(TO DO):
1) For the passage on mercy, state whether each statement agrees with the text, giving yes or no with the deciding words quoted from it: (a) The proper object of mercy is misery. (b) The miseries affecting the soul fall under seven heads. (c) Mercy is considered before justice.
2) Please reproduce the passage on mercy, starting with "Of mercy, as" and going on through "affect their bodies.".

(DOCUMENT PASSAGE):

Of mercy, as it relieves the miseries of the soul. AFTER the consideration of justice, that of mercy is to follow and the proper object of mercy being misery, it will be requisite, in order to the explaining of this virtue, to consider what those human miseries are which it relates to, and what are the particular acts of mercy which belong to them. Now the miseries which men are liable to in this life are reducible to these heads: first, either they are such as do affect their souls; or, secondly, such as do affect their bodies.

I. The miseries which do affect the souls of men; which may all be comprehended under these five heads: 1. Sorrow and dejection of mind. 2. Errors and mistakes in matters of lesser importance. 3. Blindness and ignorance in things of the greatest moment. 4. Malice and obstinacy of will in destructive and mischievous courses. 5. Impotency, or want of power to free and recover themselves of them.

(DATA):

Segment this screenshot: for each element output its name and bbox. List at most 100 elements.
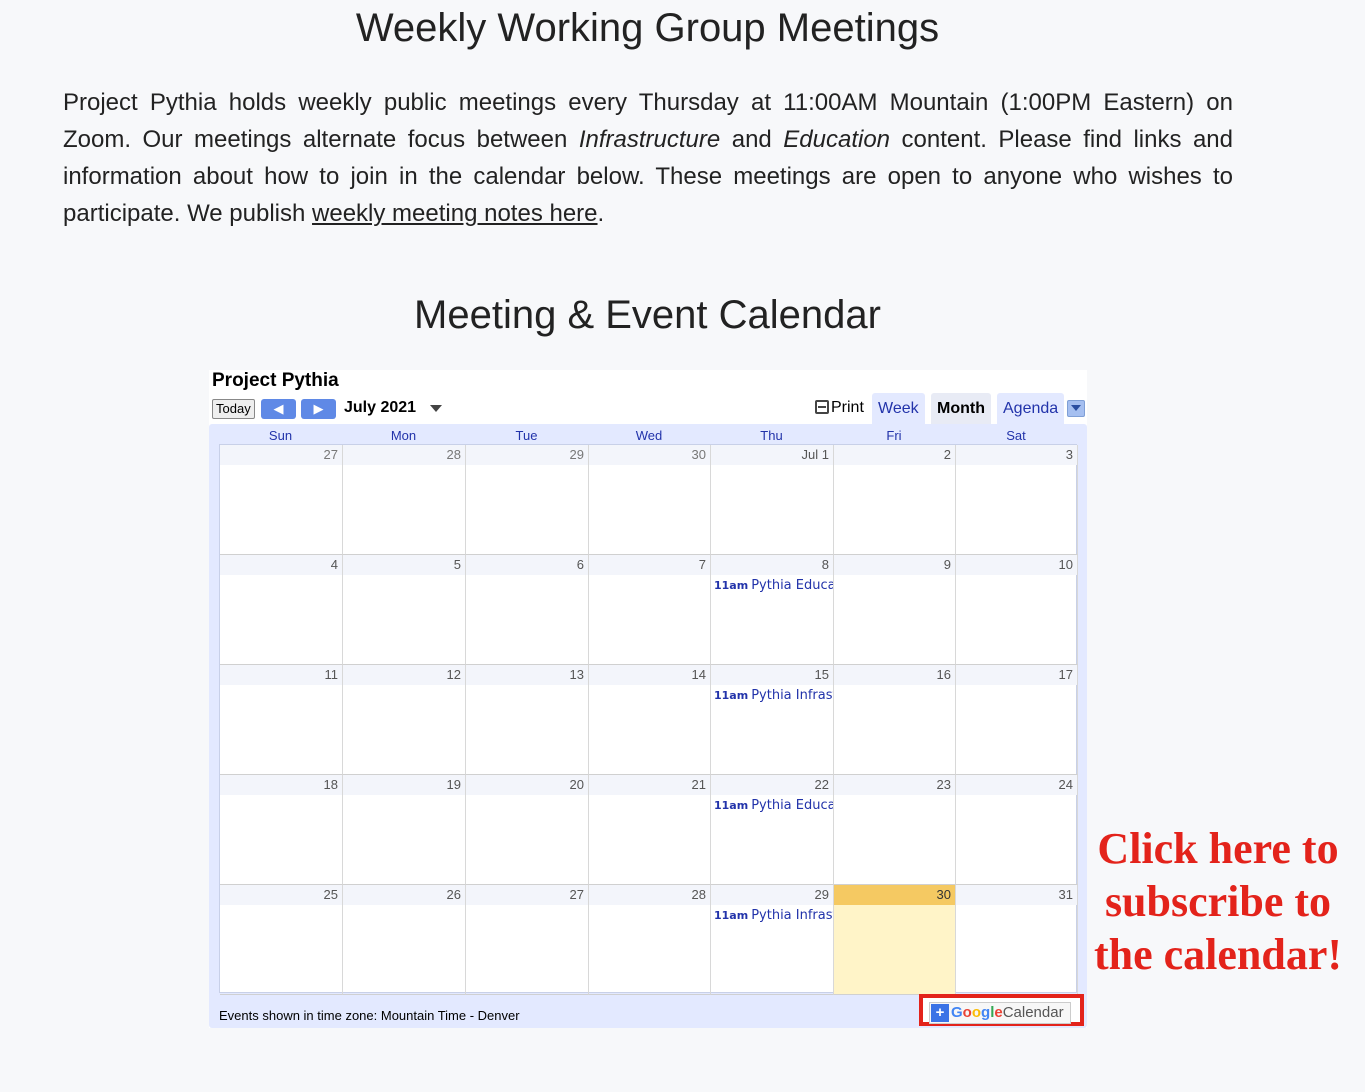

(SOLUTIONS BELOW):
1)
(a) Yes: "the proper object of mercy being misery"
(b) No: "which may all be comprehended under these five heads"
(c) No: "AFTER the consideration of justice, that of mercy is to follow"

2)
Of mercy, as it relieves the miseries of the soul. AFTER the consideration of justice, that of mercy is to follow and the proper object of mercy being misery, it will be requisite, in order to the explaining of this virtue, to consider what those human miseries are which it relates to, and what are the particular acts of mercy which belong to them. Now the miseries which men are liable to in this life are reducible to these heads: first, either they are such as do affect their souls; or, secondly, such as do affect their bodies.